#### [Stored records]
## BEGIN
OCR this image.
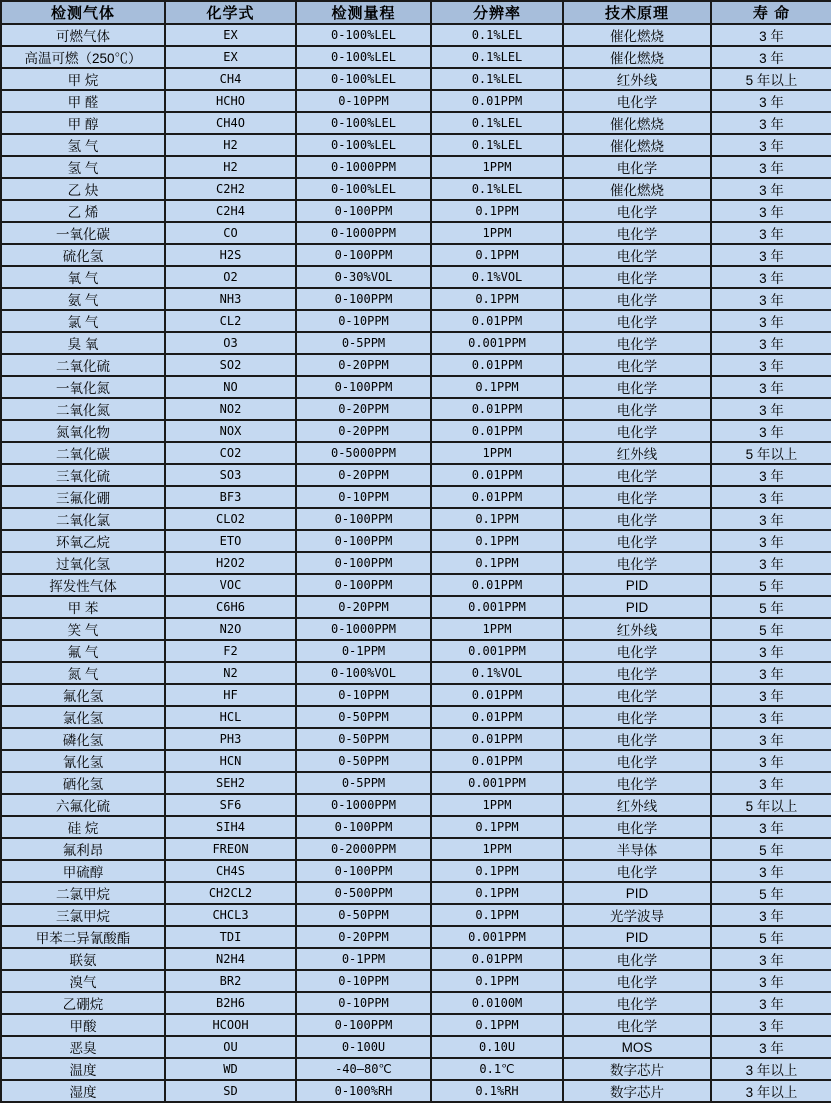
检测气体	化学式	检测量程	分辨率	技术原理	寿 命
可燃气体	EX	0-100%LEL	0.1%LEL	催化燃烧	3 年
高温可燃（250℃）	EX	0-100%LEL	0.1%LEL	催化燃烧	3 年
甲 烷	CH4	0-100%LEL	0.1%LEL	红外线	5 年以上
甲 醛	HCHO	0-10PPM	0.01PPM	电化学	3 年
甲 醇	CH4O	0-100%LEL	0.1%LEL	催化燃烧	3 年
氢 气	H2	0-100%LEL	0.1%LEL	催化燃烧	3 年
氢 气	H2	0-1000PPM	1PPM	电化学	3 年
乙 炔	C2H2	0-100%LEL	0.1%LEL	催化燃烧	3 年
乙 烯	C2H4	0-100PPM	0.1PPM	电化学	3 年
一氧化碳	CO	0-1000PPM	1PPM	电化学	3 年
硫化氢	H2S	0-100PPM	0.1PPM	电化学	3 年
氧 气	O2	0-30%VOL	0.1%VOL	电化学	3 年
氨 气	NH3	0-100PPM	0.1PPM	电化学	3 年
氯 气	CL2	0-10PPM	0.01PPM	电化学	3 年
臭 氧	O3	0-5PPM	0.001PPM	电化学	3 年
二氧化硫	SO2	0-20PPM	0.01PPM	电化学	3 年
一氧化氮	NO	0-100PPM	0.1PPM	电化学	3 年
二氧化氮	NO2	0-20PPM	0.01PPM	电化学	3 年
氮氧化物	NOX	0-20PPM	0.01PPM	电化学	3 年
二氧化碳	CO2	0-5000PPM	1PPM	红外线	5 年以上
三氧化硫	SO3	0-20PPM	0.01PPM	电化学	3 年
三氟化硼	BF3	0-10PPM	0.01PPM	电化学	3 年
二氧化氯	CLO2	0-100PPM	0.1PPM	电化学	3 年
环氧乙烷	ETO	0-100PPM	0.1PPM	电化学	3 年
过氧化氢	H2O2	0-100PPM	0.1PPM	电化学	3 年
挥发性气体	VOC	0-100PPM	0.01PPM	PID	5 年
甲 苯	C6H6	0-20PPM	0.001PPM	PID	5 年
笑 气	N2O	0-1000PPM	1PPM	红外线	5 年
氟 气	F2	0-1PPM	0.001PPM	电化学	3 年
氮 气	N2	0-100%VOL	0.1%VOL	电化学	3 年
氟化氢	HF	0-10PPM	0.01PPM	电化学	3 年
氯化氢	HCL	0-50PPM	0.01PPM	电化学	3 年
磷化氢	PH3	0-50PPM	0.01PPM	电化学	3 年
氰化氢	HCN	0-50PPM	0.01PPM	电化学	3 年
硒化氢	SEH2	0-5PPM	0.001PPM	电化学	3 年
六氟化硫	SF6	0-1000PPM	1PPM	红外线	5 年以上
硅 烷	SIH4	0-100PPM	0.1PPM	电化学	3 年
氟利昂	FREON	0-2000PPM	1PPM	半导体	5 年
甲硫醇	CH4S	0-100PPM	0.1PPM	电化学	3 年
二氯甲烷	CH2CL2	0-500PPM	0.1PPM	PID	5 年
三氯甲烷	CHCL3	0-50PPM	0.1PPM	光学波导	3 年
甲苯二异氰酸酯	TDI	0-20PPM	0.001PPM	PID	5 年
联氨	N2H4	0-1PPM	0.01PPM	电化学	3 年
溴气	BR2	0-10PPM	0.1PPM	电化学	3 年
乙硼烷	B2H6	0-10PPM	0.0100M	电化学	3 年
甲酸	HCOOH	0-100PPM	0.1PPM	电化学	3 年
恶臭	OU	0-100U	0.10U	MOS	3 年
温度	WD	-40—80℃	0.1℃	数字芯片	3 年以上
湿度	SD	0-100%RH	0.1%RH	数字芯片	3 年以上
## END
#### [Problem to work on]
Every line above should be returned word for word, with the pictures left behind.

#### [Answer to this exercise]
OCR this image.
检测气体	化学式	检测量程	分辨率	技术原理	寿 命
可燃气体	EX	0-100%LEL	0.1%LEL	催化燃烧	3 年
高温可燃（250℃）	EX	0-100%LEL	0.1%LEL	催化燃烧	3 年
甲 烷	CH4	0-100%LEL	0.1%LEL	红外线	5 年以上
甲 醛	HCHO	0-10PPM	0.01PPM	电化学	3 年
甲 醇	CH4O	0-100%LEL	0.1%LEL	催化燃烧	3 年
氢 气	H2	0-100%LEL	0.1%LEL	催化燃烧	3 年
氢 气	H2	0-1000PPM	1PPM	电化学	3 年
乙 炔	C2H2	0-100%LEL	0.1%LEL	催化燃烧	3 年
乙 烯	C2H4	0-100PPM	0.1PPM	电化学	3 年
一氧化碳	CO	0-1000PPM	1PPM	电化学	3 年
硫化氢	H2S	0-100PPM	0.1PPM	电化学	3 年
氧 气	O2	0-30%VOL	0.1%VOL	电化学	3 年
氨 气	NH3	0-100PPM	0.1PPM	电化学	3 年
氯 气	CL2	0-10PPM	0.01PPM	电化学	3 年
臭 氧	O3	0-5PPM	0.001PPM	电化学	3 年
二氧化硫	SO2	0-20PPM	0.01PPM	电化学	3 年
一氧化氮	NO	0-100PPM	0.1PPM	电化学	3 年
二氧化氮	NO2	0-20PPM	0.01PPM	电化学	3 年
氮氧化物	NOX	0-20PPM	0.01PPM	电化学	3 年
二氧化碳	CO2	0-5000PPM	1PPM	红外线	5 年以上
三氧化硫	SO3	0-20PPM	0.01PPM	电化学	3 年
三氟化硼	BF3	0-10PPM	0.01PPM	电化学	3 年
二氧化氯	CLO2	0-100PPM	0.1PPM	电化学	3 年
环氧乙烷	ETO	0-100PPM	0.1PPM	电化学	3 年
过氧化氢	H2O2	0-100PPM	0.1PPM	电化学	3 年
挥发性气体	VOC	0-100PPM	0.01PPM	PID	5 年
甲 苯	C6H6	0-20PPM	0.001PPM	PID	5 年
笑 气	N2O	0-1000PPM	1PPM	红外线	5 年
氟 气	F2	0-1PPM	0.001PPM	电化学	3 年
氮 气	N2	0-100%VOL	0.1%VOL	电化学	3 年
氟化氢	HF	0-10PPM	0.01PPM	电化学	3 年
氯化氢	HCL	0-50PPM	0.01PPM	电化学	3 年
磷化氢	PH3	0-50PPM	0.01PPM	电化学	3 年
氰化氢	HCN	0-50PPM	0.01PPM	电化学	3 年
硒化氢	SEH2	0-5PPM	0.001PPM	电化学	3 年
六氟化硫	SF6	0-1000PPM	1PPM	红外线	5 年以上
硅 烷	SIH4	0-100PPM	0.1PPM	电化学	3 年
氟利昂	FREON	0-2000PPM	1PPM	半导体	5 年
甲硫醇	CH4S	0-100PPM	0.1PPM	电化学	3 年
二氯甲烷	CH2CL2	0-500PPM	0.1PPM	PID	5 年
三氯甲烷	CHCL3	0-50PPM	0.1PPM	光学波导	3 年
甲苯二异氰酸酯	TDI	0-20PPM	0.001PPM	PID	5 年
联氨	N2H4	0-1PPM	0.01PPM	电化学	3 年
溴气	BR2	0-10PPM	0.1PPM	电化学	3 年
乙硼烷	B2H6	0-10PPM	0.0100M	电化学	3 年
甲酸	HCOOH	0-100PPM	0.1PPM	电化学	3 年
恶臭	OU	0-100U	0.10U	MOS	3 年
温度	WD	-40—80℃	0.1℃	数字芯片	3 年以上
湿度	SD	0-100%RH	0.1%RH	数字芯片	3 年以上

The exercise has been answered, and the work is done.